Data for the task =>
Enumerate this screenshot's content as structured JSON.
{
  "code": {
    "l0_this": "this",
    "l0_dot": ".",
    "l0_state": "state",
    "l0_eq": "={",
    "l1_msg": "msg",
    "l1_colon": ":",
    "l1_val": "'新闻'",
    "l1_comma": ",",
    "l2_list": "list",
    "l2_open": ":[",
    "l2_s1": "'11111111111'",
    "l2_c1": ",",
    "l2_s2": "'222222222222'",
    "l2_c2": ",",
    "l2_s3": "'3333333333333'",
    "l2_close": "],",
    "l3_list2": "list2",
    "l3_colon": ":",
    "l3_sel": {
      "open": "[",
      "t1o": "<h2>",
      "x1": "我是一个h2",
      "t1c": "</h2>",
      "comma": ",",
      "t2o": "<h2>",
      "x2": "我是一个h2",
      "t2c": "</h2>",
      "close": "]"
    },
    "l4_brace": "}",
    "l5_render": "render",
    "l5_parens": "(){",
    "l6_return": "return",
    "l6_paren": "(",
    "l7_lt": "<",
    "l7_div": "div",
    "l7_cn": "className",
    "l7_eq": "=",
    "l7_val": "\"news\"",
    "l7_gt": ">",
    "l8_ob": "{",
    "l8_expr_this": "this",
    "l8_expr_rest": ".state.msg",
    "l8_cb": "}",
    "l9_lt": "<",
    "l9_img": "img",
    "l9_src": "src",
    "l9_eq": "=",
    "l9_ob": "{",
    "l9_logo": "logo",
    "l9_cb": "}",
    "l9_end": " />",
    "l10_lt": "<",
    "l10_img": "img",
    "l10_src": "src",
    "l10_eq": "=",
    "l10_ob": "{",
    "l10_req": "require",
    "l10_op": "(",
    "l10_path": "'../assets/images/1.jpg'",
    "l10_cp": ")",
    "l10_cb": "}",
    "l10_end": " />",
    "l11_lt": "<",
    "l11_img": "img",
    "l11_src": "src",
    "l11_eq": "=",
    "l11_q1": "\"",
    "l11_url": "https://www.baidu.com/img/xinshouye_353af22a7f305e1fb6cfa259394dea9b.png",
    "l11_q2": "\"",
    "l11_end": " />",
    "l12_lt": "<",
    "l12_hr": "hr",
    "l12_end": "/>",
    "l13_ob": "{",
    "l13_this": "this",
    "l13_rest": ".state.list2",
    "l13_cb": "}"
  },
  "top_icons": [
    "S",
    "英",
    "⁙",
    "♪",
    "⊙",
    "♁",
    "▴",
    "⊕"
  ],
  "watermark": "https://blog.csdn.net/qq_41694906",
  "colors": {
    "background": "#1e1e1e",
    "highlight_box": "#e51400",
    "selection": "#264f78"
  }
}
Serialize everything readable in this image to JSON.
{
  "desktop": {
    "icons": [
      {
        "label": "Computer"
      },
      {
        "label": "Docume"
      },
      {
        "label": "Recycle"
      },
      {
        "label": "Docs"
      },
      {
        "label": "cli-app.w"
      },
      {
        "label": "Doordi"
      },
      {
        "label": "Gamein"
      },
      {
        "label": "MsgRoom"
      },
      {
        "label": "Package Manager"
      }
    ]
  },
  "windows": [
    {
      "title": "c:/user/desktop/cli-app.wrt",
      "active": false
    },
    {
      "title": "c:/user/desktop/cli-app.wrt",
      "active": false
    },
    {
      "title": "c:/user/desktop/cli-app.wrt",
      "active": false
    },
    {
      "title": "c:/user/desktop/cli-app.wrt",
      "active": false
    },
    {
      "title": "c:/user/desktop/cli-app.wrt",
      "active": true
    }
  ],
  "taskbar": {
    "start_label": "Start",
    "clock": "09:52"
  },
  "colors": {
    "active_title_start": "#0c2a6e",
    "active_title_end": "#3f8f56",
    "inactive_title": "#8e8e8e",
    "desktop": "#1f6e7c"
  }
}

What is asked =>
Word for word, extract all the records.

Worked answer =>
Enumerate this screenshot's content as structured JSON.
{
  "code": {
    "l0_this": "this",
    "l0_dot": ".",
    "l0_state": "state",
    "l0_eq": "={",
    "l1_msg": "msg",
    "l1_colon": ":",
    "l1_val": "'新闻'",
    "l1_comma": ",",
    "l2_list": "list",
    "l2_open": ":[",
    "l2_s1": "'11111111111'",
    "l2_c1": ",",
    "l2_s2": "'222222222222'",
    "l2_c2": ",",
    "l2_s3": "'3333333333333'",
    "l2_close": "],",
    "l3_list2": "list2",
    "l3_colon": ":",
    "l3_sel": {
      "open": "[",
      "t1o": "<h2>",
      "x1": "我是一个h2",
      "t1c": "</h2>",
      "comma": ",",
      "t2o": "<h2>",
      "x2": "我是一个h2",
      "t2c": "</h2>",
      "close": "]"
    },
    "l4_brace": "}",
    "l5_render": "render",
    "l5_parens": "(){",
    "l6_return": "return",
    "l6_paren": "(",
    "l7_lt": "<",
    "l7_div": "div",
    "l7_cn": "className",
    "l7_eq": "=",
    "l7_val": "\"news\"",
    "l7_gt": ">",
    "l8_ob": "{",
    "l8_expr_this": "this",
    "l8_expr_rest": ".state.msg",
    "l8_cb": "}",
    "l9_lt": "<",
    "l9_img": "img",
    "l9_src": "src",
    "l9_eq": "=",
    "l9_ob": "{",
    "l9_logo": "logo",
    "l9_cb": "}",
    "l9_end": " />",
    "l10_lt": "<",
    "l10_img": "img",
    "l10_src": "src",
    "l10_eq": "=",
    "l10_ob": "{",
    "l10_req": "require",
    "l10_op": "(",
    "l10_path": "'../assets/images/1.jpg'",
    "l10_cp": ")",
    "l10_cb": "}",
    "l10_end": " />",
    "l11_lt": "<",
    "l11_img": "img",
    "l11_src": "src",
    "l11_eq": "=",
    "l11_q1": "\"",
    "l11_url": "https://www.baidu.com/img/xinshouye_353af22a7f305e1fb6cfa259394dea9b.png",
    "l11_q2": "\"",
    "l11_end": " />",
    "l12_lt": "<",
    "l12_hr": "hr",
    "l12_end": "/>",
    "l13_ob": "{",
    "l13_this": "this",
    "l13_rest": ".state.list2",
    "l13_cb": "}"
  },
  "top_icons": [
    "S",
    "英",
    "⁙",
    "♪",
    "⊙",
    "♁",
    "▴",
    "⊕"
  ],
  "watermark": "https://blog.csdn.net/qq_41694906",
  "colors": {
    "background": "#1e1e1e",
    "highlight_box": "#e51400",
    "selection": "#264f78"
  }
}
Serialize everything readable in this image to JSON.
{
  "desktop": {
    "icons": [
      {
        "label": "Computer"
      },
      {
        "label": "Docume"
      },
      {
        "label": "Recycle"
      },
      {
        "label": "Docs"
      },
      {
        "label": "cli-app.w"
      },
      {
        "label": "Doordi"
      },
      {
        "label": "Gamein"
      },
      {
        "label": "MsgRoom"
      },
      {
        "label": "Package Manager"
      }
    ]
  },
  "windows": [
    {
      "title": "c:/user/desktop/cli-app.wrt",
      "active": false
    },
    {
      "title": "c:/user/desktop/cli-app.wrt",
      "active": false
    },
    {
      "title": "c:/user/desktop/cli-app.wrt",
      "active": false
    },
    {
      "title": "c:/user/desktop/cli-app.wrt",
      "active": false
    },
    {
      "title": "c:/user/desktop/cli-app.wrt",
      "active": true
    }
  ],
  "taskbar": {
    "start_label": "Start",
    "clock": "09:52"
  },
  "colors": {
    "active_title_start": "#0c2a6e",
    "active_title_end": "#3f8f56",
    "inactive_title": "#8e8e8e",
    "desktop": "#1f6e7c"
  }
}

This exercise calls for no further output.